[Source data]
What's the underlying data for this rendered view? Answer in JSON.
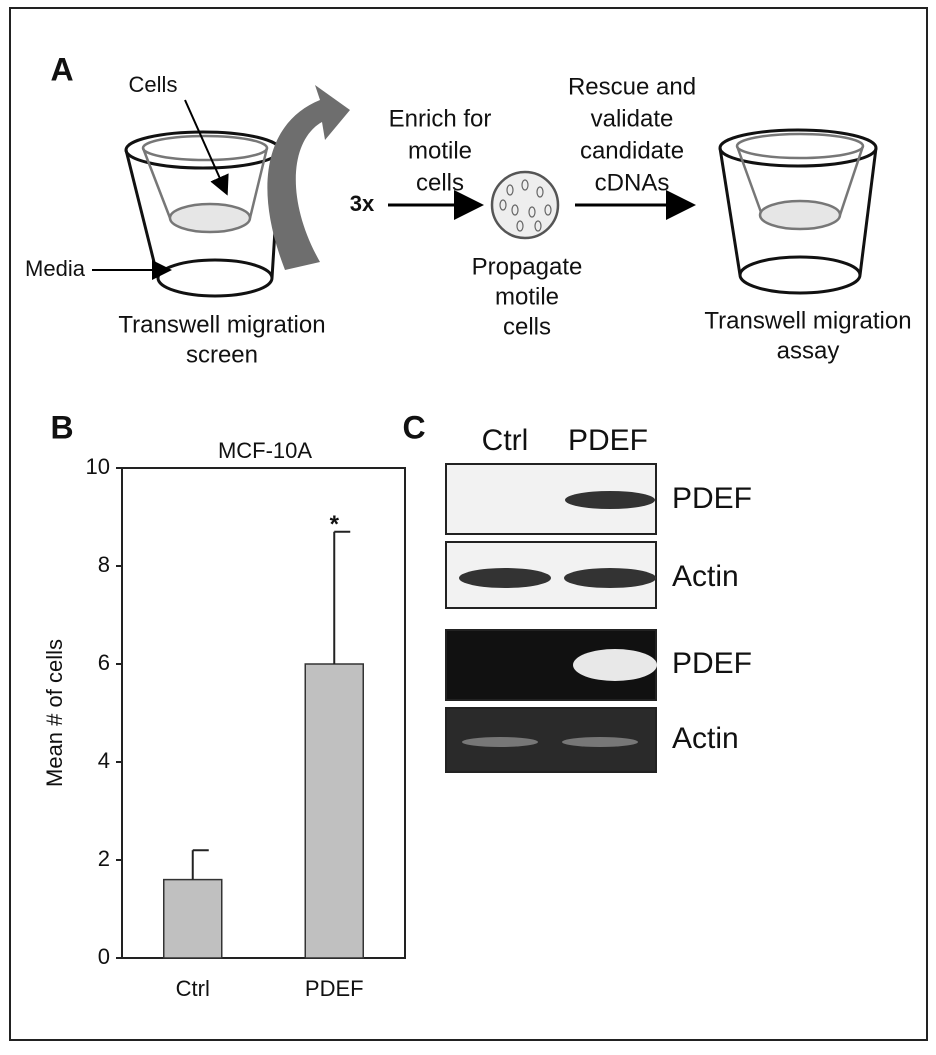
{
  "panel_a": {
    "label": "A",
    "cells": "Cells",
    "media": "Media",
    "repeat": "3x",
    "screen_caption": [
      "Transwell migration",
      "screen"
    ],
    "enrich": [
      "Enrich for",
      "motile",
      "cells"
    ],
    "propagate": [
      "Propagate",
      "motile",
      "cells"
    ],
    "rescue": [
      "Rescue and",
      "validate",
      "candidate",
      "cDNAs"
    ],
    "assay_caption": [
      "Transwell migration",
      "assay"
    ]
  },
  "chart_data": {
    "type": "bar",
    "panel_label": "B",
    "title": "MCF-10A",
    "y_label": "Mean # of cells",
    "categories": [
      "Ctrl",
      "PDEF"
    ],
    "values": [
      1.6,
      6.0
    ],
    "errors": [
      0.6,
      2.7
    ],
    "annotation": "*",
    "color": "#c0c0c0",
    "ylim": [
      0,
      10
    ],
    "yticks": [
      0,
      2,
      4,
      6,
      8,
      10
    ]
  },
  "panel_c": {
    "label": "C",
    "columns": [
      "Ctrl",
      "PDEF"
    ],
    "rows": [
      "PDEF",
      "Actin",
      "PDEF",
      "Actin"
    ]
  }
}
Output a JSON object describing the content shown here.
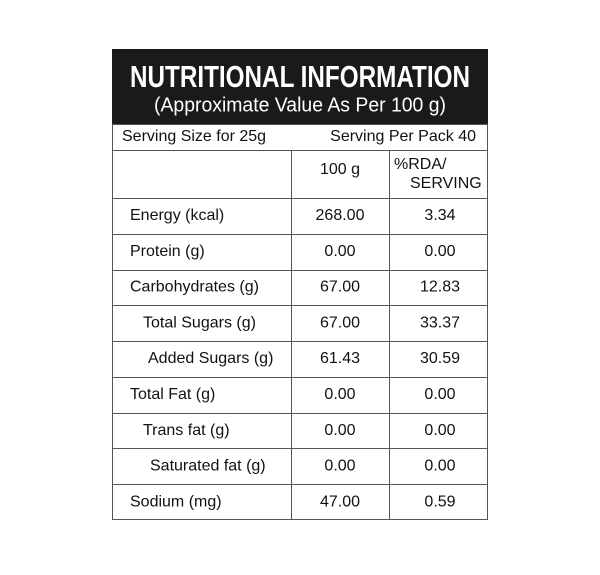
{
  "header": {
    "title": "NUTRITIONAL INFORMATION",
    "subtitle": "(Approximate Value As Per 100 g)"
  },
  "serving": {
    "size": "Serving Size for 25g",
    "per_pack": "Serving Per Pack 40"
  },
  "table": {
    "col_100g": "100 g",
    "col_rda": [
      "%RDA/",
      "SERVING"
    ],
    "rows": [
      [
        "Energy (kcal)",
        "268.00",
        "3.34"
      ],
      [
        "Protein (g)",
        "0.00",
        "0.00"
      ],
      [
        "Carbohydrates (g)",
        "67.00",
        "12.83"
      ],
      [
        "Total Sugars (g)",
        "67.00",
        "33.37"
      ],
      [
        "Added Sugars (g)",
        "61.43",
        "30.59"
      ],
      [
        "Total Fat (g)",
        "0.00",
        "0.00"
      ],
      [
        "Trans fat (g)",
        "0.00",
        "0.00"
      ],
      [
        "Saturated fat (g)",
        "0.00",
        "0.00"
      ],
      [
        "Sodium (mg)",
        "47.00",
        "0.59"
      ]
    ]
  }
}
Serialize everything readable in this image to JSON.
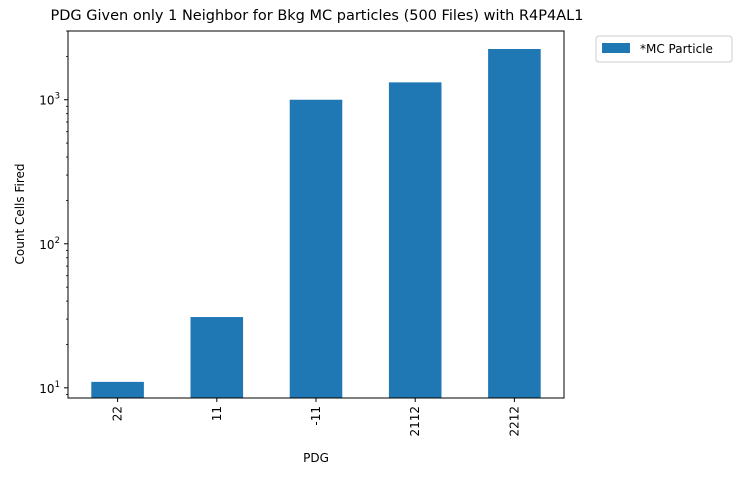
{
  "chart_data": {
    "type": "bar",
    "title": "PDG Given only 1 Neighbor for Bkg MC particles (500 Files) with R4P4AL1",
    "xlabel": "PDG",
    "ylabel": "Count Cells Fired",
    "categories": [
      "22",
      "11",
      "-11",
      "2112",
      "2212"
    ],
    "series": [
      {
        "name": "*MC Particle",
        "values": [
          11,
          31,
          1000,
          1320,
          2250
        ],
        "color": "#1f77b4"
      }
    ],
    "yscale": "log",
    "ylim": [
      8.5,
      3000
    ],
    "yticks": [
      {
        "value": 10,
        "base": "10",
        "exp": "1"
      },
      {
        "value": 100,
        "base": "10",
        "exp": "2"
      },
      {
        "value": 1000,
        "base": "10",
        "exp": "3"
      }
    ],
    "xtick_rotation": 90,
    "grid": false,
    "legend_position": "outside-top-right"
  }
}
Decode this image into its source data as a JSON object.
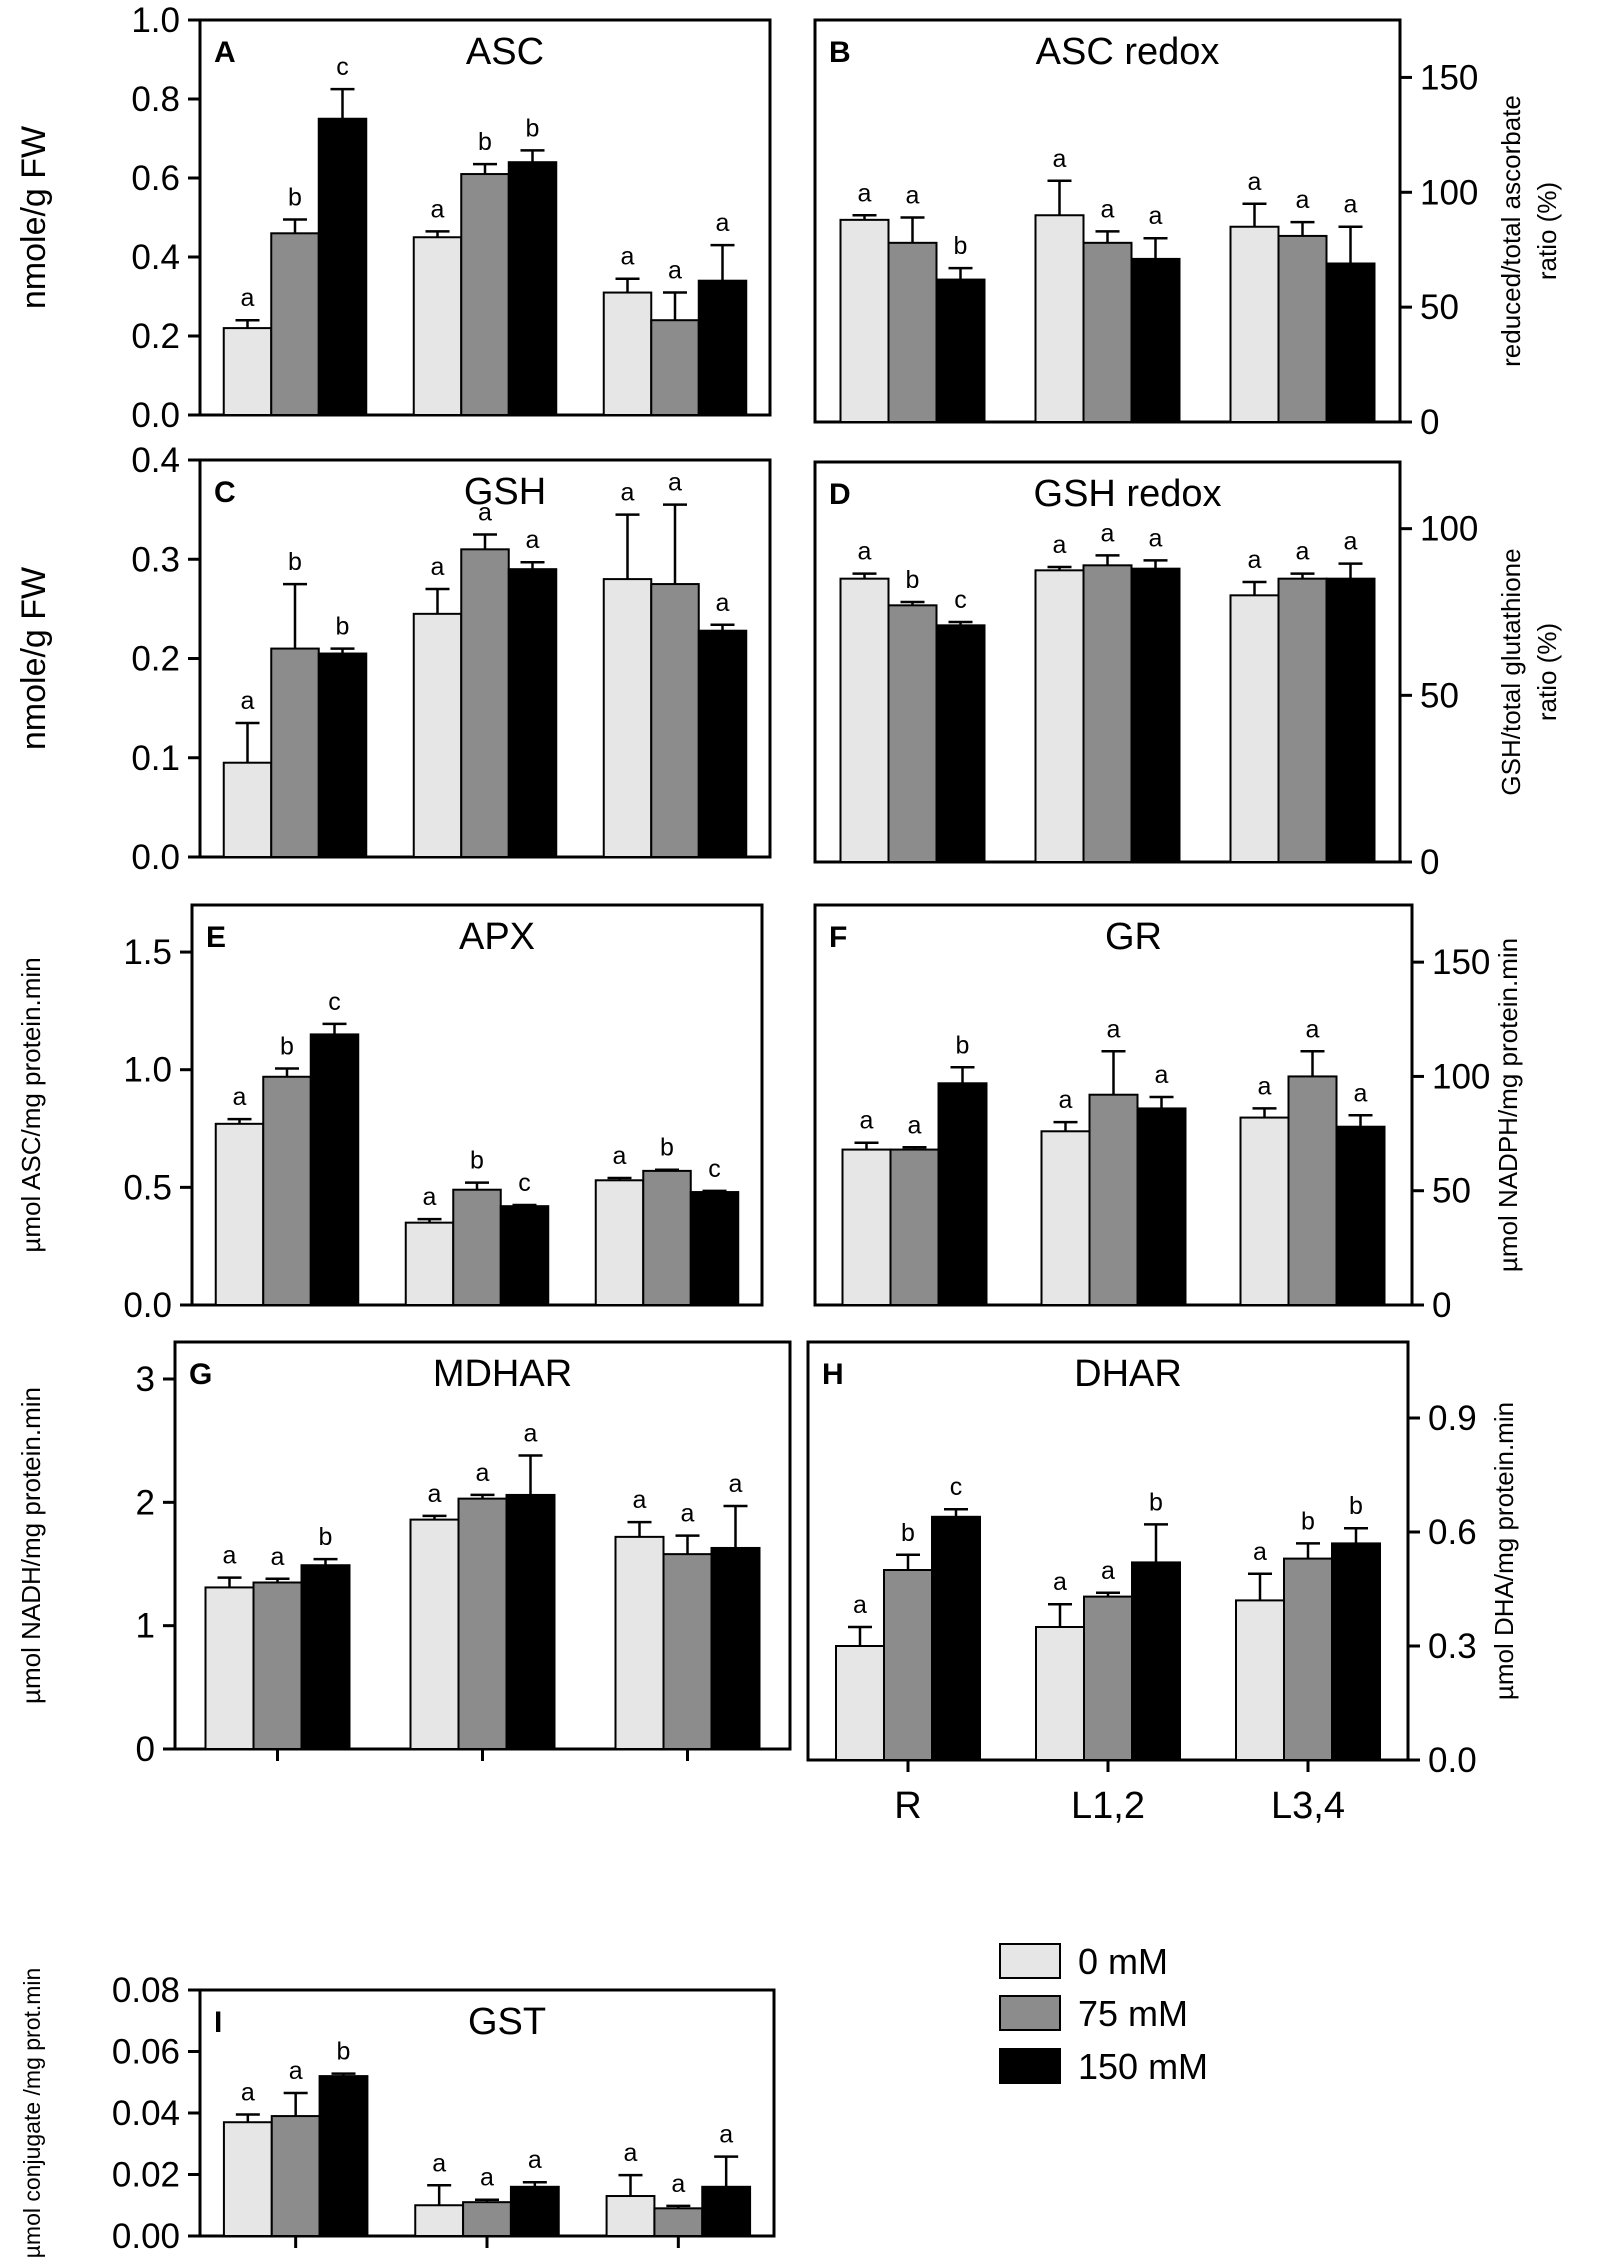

■ Your assignment
Transcribe every line in the entries above, taking out only the images.

■ Task response
What's the underlying data for this rendered view? Answer in JSON.
{
  "panel_a": {
    "label": "A",
    "cells": "Cells",
    "media": "Media",
    "repeat": "3x",
    "screen_caption": [
      "Transwell migration",
      "screen"
    ],
    "enrich": [
      "Enrich for",
      "motile",
      "cells"
    ],
    "propagate": [
      "Propagate",
      "motile",
      "cells"
    ],
    "rescue": [
      "Rescue and",
      "validate",
      "candidate",
      "cDNAs"
    ],
    "assay_caption": [
      "Transwell migration",
      "assay"
    ]
  },
  "chart_data": {
    "type": "bar",
    "panel_label": "B",
    "title": "MCF-10A",
    "y_label": "Mean # of cells",
    "categories": [
      "Ctrl",
      "PDEF"
    ],
    "values": [
      1.6,
      6.0
    ],
    "errors": [
      0.6,
      2.7
    ],
    "annotation": "*",
    "color": "#c0c0c0",
    "ylim": [
      0,
      10
    ],
    "yticks": [
      0,
      2,
      4,
      6,
      8,
      10
    ]
  },
  "panel_c": {
    "label": "C",
    "columns": [
      "Ctrl",
      "PDEF"
    ],
    "rows": [
      "PDEF",
      "Actin",
      "PDEF",
      "Actin"
    ]
  }
}
Output a JSON object describing the content shown here.
{
  "header": {
    "title": "NUTRITIONAL INFORMATION",
    "subtitle": "(Approximate Value As Per 100 g)"
  },
  "serving": {
    "size": "Serving Size for 25g",
    "per_pack": "Serving Per Pack 40"
  },
  "table": {
    "col_100g": "100 g",
    "col_rda": [
      "%RDA/",
      "SERVING"
    ],
    "rows": [
      [
        "Energy (kcal)",
        "268.00",
        "3.34"
      ],
      [
        "Protein (g)",
        "0.00",
        "0.00"
      ],
      [
        "Carbohydrates (g)",
        "67.00",
        "12.83"
      ],
      [
        "Total Sugars (g)",
        "67.00",
        "33.37"
      ],
      [
        "Added Sugars (g)",
        "61.43",
        "30.59"
      ],
      [
        "Total Fat (g)",
        "0.00",
        "0.00"
      ],
      [
        "Trans fat (g)",
        "0.00",
        "0.00"
      ],
      [
        "Saturated fat (g)",
        "0.00",
        "0.00"
      ],
      [
        "Sodium (mg)",
        "47.00",
        "0.59"
      ]
    ]
  }
}
Serialize everything readable in this image to JSON.
{
  "chart_data": {
    "type": "bar",
    "title": "PDG Given only 1 Neighbor for Bkg MC particles (500 Files) with R4P4AL1",
    "xlabel": "PDG",
    "ylabel": "Count Cells Fired",
    "categories": [
      "22",
      "11",
      "-11",
      "2112",
      "2212"
    ],
    "series": [
      {
        "name": "*MC Particle",
        "values": [
          11,
          31,
          1000,
          1320,
          2250
        ],
        "color": "#1f77b4"
      }
    ],
    "yscale": "log",
    "ylim": [
      8.5,
      3000
    ],
    "yticks": [
      {
        "value": 10,
        "base": "10",
        "exp": "1"
      },
      {
        "value": 100,
        "base": "10",
        "exp": "2"
      },
      {
        "value": 1000,
        "base": "10",
        "exp": "3"
      }
    ],
    "xtick_rotation": 90,
    "grid": false,
    "legend_position": "outside-top-right"
  }
}
Decode this image into its source data as a JSON object.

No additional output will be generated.